TASK MATERIAL:
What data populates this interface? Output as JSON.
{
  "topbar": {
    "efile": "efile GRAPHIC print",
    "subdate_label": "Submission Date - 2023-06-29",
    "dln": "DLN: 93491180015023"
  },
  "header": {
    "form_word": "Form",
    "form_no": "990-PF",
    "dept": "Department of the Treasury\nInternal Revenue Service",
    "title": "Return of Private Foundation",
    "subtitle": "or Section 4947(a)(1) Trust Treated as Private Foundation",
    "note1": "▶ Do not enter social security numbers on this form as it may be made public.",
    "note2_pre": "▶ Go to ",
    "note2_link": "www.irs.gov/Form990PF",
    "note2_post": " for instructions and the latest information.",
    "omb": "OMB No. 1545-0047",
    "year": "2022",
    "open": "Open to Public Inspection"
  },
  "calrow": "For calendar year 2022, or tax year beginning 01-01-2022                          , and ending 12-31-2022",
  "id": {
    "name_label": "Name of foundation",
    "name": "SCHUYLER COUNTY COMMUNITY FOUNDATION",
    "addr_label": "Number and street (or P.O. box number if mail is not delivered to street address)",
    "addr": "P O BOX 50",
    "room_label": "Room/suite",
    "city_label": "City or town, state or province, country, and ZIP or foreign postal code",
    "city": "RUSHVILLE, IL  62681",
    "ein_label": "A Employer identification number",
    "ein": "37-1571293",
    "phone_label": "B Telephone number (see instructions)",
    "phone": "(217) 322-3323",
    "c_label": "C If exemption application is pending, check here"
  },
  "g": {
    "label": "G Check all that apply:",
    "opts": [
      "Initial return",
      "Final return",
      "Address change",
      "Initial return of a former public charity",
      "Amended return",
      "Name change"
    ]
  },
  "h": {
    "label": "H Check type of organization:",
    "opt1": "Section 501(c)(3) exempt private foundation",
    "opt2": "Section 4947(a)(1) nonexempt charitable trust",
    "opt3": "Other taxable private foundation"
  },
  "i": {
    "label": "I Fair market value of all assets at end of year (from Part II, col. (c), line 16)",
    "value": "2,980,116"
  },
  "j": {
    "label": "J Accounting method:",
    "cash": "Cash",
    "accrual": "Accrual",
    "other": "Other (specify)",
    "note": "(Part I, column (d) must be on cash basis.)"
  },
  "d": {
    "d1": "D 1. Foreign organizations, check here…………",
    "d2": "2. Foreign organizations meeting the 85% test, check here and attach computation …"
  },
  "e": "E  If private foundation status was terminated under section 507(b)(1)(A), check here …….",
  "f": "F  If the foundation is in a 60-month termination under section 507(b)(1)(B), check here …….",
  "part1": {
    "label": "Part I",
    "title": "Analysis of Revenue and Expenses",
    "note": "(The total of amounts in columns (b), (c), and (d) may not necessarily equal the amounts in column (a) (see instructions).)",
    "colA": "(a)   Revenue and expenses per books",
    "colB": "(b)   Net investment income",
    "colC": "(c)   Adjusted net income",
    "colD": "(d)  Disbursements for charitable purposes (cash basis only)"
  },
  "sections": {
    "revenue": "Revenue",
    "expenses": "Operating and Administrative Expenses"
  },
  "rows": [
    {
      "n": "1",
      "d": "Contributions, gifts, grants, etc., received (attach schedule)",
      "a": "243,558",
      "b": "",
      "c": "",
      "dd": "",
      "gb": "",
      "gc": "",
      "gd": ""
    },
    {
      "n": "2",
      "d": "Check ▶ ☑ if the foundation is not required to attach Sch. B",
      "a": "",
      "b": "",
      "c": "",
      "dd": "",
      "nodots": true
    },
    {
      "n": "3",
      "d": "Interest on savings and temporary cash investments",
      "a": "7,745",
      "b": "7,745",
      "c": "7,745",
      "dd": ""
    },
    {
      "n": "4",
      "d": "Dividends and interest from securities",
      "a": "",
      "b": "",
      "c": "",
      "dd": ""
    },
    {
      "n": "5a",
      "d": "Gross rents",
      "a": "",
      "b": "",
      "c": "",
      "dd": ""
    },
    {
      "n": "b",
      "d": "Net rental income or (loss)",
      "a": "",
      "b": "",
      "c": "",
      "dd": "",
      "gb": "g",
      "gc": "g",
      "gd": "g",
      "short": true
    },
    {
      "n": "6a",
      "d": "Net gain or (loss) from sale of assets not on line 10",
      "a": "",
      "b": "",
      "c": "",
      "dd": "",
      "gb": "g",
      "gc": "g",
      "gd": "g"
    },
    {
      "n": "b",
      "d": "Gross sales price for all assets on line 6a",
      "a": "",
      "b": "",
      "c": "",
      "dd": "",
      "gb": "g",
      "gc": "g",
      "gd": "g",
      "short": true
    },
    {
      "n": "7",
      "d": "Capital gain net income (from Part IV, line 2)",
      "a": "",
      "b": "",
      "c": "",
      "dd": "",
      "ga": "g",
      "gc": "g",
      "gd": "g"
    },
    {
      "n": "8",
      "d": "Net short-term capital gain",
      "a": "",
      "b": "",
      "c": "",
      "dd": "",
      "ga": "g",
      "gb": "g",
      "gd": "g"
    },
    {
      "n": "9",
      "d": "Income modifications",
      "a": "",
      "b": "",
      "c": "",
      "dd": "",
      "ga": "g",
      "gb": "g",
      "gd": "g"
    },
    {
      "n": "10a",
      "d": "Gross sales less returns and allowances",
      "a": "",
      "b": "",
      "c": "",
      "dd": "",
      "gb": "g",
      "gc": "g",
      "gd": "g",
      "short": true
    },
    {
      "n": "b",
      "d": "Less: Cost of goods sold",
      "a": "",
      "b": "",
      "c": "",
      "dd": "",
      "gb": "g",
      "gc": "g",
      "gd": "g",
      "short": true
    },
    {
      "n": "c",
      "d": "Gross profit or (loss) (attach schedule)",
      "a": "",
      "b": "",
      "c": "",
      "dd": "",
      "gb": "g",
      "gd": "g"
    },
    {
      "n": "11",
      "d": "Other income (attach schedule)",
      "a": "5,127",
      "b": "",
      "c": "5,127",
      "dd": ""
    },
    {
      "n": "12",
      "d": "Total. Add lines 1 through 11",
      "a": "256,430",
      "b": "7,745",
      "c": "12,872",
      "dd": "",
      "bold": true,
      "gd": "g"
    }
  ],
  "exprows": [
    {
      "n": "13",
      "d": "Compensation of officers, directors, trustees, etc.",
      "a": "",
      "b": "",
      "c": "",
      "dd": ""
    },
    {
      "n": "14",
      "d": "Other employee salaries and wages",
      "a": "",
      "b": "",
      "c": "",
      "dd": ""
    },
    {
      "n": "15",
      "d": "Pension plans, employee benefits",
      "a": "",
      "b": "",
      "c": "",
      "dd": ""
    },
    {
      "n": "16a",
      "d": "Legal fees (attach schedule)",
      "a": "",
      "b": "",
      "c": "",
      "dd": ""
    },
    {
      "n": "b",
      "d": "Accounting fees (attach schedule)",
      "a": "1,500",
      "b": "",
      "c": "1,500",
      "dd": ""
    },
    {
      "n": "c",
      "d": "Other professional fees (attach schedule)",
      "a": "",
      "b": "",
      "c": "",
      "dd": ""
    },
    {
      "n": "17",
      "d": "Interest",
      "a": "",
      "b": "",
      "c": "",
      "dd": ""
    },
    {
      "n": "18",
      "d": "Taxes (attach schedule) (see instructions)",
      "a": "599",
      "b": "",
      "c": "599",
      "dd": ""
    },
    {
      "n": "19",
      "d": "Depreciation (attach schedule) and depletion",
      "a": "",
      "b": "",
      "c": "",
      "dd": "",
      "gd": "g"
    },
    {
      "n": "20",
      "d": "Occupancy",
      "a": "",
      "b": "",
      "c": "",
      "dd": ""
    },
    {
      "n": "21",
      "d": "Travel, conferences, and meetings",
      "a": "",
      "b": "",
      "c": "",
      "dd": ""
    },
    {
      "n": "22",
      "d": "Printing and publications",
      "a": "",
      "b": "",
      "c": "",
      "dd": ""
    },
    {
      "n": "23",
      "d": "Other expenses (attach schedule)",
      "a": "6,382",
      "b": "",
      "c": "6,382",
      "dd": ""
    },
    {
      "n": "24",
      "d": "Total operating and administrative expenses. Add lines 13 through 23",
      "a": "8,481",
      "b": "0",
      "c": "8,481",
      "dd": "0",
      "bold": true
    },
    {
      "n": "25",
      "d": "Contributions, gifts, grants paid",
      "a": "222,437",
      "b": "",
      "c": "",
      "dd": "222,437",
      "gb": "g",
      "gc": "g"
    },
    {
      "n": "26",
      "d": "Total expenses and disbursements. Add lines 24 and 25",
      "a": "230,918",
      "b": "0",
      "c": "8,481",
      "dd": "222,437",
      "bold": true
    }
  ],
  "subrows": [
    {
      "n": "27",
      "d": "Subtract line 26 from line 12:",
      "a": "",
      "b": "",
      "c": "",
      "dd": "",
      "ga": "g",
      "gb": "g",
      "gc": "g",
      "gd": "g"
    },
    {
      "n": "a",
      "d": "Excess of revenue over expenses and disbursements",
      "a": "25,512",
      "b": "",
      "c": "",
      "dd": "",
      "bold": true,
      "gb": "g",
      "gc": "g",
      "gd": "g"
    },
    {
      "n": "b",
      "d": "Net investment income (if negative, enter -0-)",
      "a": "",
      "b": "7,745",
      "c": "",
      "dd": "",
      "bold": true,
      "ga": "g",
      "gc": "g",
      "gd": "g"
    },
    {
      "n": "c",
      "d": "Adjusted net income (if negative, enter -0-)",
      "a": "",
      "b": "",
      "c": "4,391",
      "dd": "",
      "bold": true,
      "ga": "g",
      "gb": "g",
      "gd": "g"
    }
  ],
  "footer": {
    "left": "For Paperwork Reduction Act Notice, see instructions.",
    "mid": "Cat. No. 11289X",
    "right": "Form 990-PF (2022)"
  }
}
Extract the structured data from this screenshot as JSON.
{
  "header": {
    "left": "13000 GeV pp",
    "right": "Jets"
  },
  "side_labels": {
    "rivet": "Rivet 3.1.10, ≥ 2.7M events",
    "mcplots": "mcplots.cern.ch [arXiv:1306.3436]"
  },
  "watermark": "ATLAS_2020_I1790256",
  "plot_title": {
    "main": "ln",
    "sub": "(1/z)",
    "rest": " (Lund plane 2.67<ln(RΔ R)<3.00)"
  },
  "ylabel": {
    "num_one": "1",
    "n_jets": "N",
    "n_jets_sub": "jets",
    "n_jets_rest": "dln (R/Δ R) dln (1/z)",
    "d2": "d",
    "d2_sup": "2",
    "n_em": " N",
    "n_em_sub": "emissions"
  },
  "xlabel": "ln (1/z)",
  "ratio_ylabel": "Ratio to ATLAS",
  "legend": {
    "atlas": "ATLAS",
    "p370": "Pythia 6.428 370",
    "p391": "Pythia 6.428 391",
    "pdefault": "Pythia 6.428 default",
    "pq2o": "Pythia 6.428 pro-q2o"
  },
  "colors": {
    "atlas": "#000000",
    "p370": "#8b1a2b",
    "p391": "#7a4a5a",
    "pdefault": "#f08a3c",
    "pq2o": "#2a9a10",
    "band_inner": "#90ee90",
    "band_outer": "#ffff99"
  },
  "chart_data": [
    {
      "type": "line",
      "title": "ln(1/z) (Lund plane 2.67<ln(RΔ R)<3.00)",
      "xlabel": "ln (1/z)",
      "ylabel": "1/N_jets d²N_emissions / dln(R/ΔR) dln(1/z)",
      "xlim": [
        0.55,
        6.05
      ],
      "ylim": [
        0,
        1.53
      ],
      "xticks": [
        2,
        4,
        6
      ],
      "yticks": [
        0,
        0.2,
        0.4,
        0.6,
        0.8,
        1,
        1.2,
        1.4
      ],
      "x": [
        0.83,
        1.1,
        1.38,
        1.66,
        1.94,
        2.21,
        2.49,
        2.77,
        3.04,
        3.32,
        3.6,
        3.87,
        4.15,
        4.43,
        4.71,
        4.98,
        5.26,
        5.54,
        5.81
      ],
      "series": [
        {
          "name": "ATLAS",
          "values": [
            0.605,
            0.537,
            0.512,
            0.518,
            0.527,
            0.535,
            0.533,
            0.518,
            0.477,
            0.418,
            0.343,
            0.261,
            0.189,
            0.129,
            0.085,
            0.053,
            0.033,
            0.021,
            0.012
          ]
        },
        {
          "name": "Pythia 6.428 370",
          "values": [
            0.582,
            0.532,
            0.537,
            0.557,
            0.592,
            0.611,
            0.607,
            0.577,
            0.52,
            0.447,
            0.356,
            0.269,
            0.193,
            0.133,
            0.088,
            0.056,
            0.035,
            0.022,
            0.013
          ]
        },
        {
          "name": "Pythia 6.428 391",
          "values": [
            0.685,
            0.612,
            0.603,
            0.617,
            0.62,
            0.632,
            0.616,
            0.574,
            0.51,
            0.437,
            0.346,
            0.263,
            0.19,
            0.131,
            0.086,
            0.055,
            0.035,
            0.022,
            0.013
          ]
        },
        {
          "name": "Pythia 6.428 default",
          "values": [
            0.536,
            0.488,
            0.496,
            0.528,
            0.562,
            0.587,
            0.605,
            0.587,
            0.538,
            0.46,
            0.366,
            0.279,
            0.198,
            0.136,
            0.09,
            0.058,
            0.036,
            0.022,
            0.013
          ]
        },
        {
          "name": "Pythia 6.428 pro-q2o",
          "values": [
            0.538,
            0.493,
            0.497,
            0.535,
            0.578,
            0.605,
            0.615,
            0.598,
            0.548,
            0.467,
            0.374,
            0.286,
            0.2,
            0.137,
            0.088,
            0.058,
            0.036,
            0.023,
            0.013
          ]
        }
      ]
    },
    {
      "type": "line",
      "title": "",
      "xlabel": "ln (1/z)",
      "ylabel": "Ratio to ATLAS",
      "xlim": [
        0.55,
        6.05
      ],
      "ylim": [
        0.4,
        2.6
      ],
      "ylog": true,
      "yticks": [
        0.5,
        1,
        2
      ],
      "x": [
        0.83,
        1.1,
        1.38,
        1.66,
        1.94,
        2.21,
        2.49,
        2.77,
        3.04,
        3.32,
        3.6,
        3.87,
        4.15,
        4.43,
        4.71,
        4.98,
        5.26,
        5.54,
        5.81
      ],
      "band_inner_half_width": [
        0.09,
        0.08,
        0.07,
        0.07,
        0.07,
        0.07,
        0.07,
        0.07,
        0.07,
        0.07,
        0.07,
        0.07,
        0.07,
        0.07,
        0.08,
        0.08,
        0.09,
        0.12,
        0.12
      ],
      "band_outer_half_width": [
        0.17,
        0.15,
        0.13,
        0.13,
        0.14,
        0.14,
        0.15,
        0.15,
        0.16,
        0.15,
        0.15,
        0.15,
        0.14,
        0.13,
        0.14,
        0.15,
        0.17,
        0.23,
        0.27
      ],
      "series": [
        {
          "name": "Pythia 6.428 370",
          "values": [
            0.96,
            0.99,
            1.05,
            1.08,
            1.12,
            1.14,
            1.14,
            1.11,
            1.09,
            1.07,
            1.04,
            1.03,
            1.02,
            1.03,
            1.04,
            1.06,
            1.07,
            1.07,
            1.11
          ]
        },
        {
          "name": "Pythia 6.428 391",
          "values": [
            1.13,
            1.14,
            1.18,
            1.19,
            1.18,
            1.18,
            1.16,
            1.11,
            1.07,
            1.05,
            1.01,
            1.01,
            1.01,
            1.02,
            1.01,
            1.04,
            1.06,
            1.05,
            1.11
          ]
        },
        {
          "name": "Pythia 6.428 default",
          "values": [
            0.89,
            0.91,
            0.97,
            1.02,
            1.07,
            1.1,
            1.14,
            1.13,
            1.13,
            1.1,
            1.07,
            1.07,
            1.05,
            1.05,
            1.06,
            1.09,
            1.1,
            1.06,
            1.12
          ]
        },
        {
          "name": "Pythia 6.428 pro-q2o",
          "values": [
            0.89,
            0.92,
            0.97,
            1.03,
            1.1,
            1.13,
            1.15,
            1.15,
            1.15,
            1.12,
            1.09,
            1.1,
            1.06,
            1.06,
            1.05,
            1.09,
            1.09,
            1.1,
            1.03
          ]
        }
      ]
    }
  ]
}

DIRECTION: Check each line above for the word "Other" and say how many have it, with nothing else.

PROBLEM SOLUTION: 6